- [WHAT YOU SHOULD DO]:
Print the records again, character for character.

- [ITEMS]:

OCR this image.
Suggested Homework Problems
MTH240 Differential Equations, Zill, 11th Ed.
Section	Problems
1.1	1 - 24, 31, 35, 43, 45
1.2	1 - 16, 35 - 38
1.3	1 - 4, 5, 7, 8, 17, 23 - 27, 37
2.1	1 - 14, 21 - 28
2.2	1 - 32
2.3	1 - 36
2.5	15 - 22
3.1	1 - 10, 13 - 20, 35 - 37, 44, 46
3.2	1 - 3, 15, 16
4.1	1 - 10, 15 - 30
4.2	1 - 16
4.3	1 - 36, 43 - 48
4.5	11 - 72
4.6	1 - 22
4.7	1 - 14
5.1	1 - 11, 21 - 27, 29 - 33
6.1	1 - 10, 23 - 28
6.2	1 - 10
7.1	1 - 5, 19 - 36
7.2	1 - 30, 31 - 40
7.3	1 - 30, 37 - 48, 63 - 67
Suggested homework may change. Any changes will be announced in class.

- [CORRECT RESPONSE]:
OCR this image.
Suggested Homework Problems
MTH240 Differential Equations, Zill, 11th Ed.
Section	Problems
1.1	1 - 24, 31, 35, 43, 45
1.2	1 - 16, 35 - 38
1.3	1 - 4, 5, 7, 8, 17, 23 - 27, 37
2.1	1 - 14, 21 - 28
2.2	1 - 32
2.3	1 - 36
2.5	15 - 22
3.1	1 - 10, 13 - 20, 35 - 37, 44, 46
3.2	1 - 3, 15, 16
4.1	1 - 10, 15 - 30
4.2	1 - 16
4.3	1 - 36, 43 - 48
4.5	11 - 72
4.6	1 - 22
4.7	1 - 14
5.1	1 - 11, 21 - 27, 29 - 33
6.1	1 - 10, 23 - 28
6.2	1 - 10
7.1	1 - 5, 19 - 36
7.2	1 - 30, 31 - 40
7.3	1 - 30, 37 - 48, 63 - 67
Suggested homework may change. Any changes will be announced in class.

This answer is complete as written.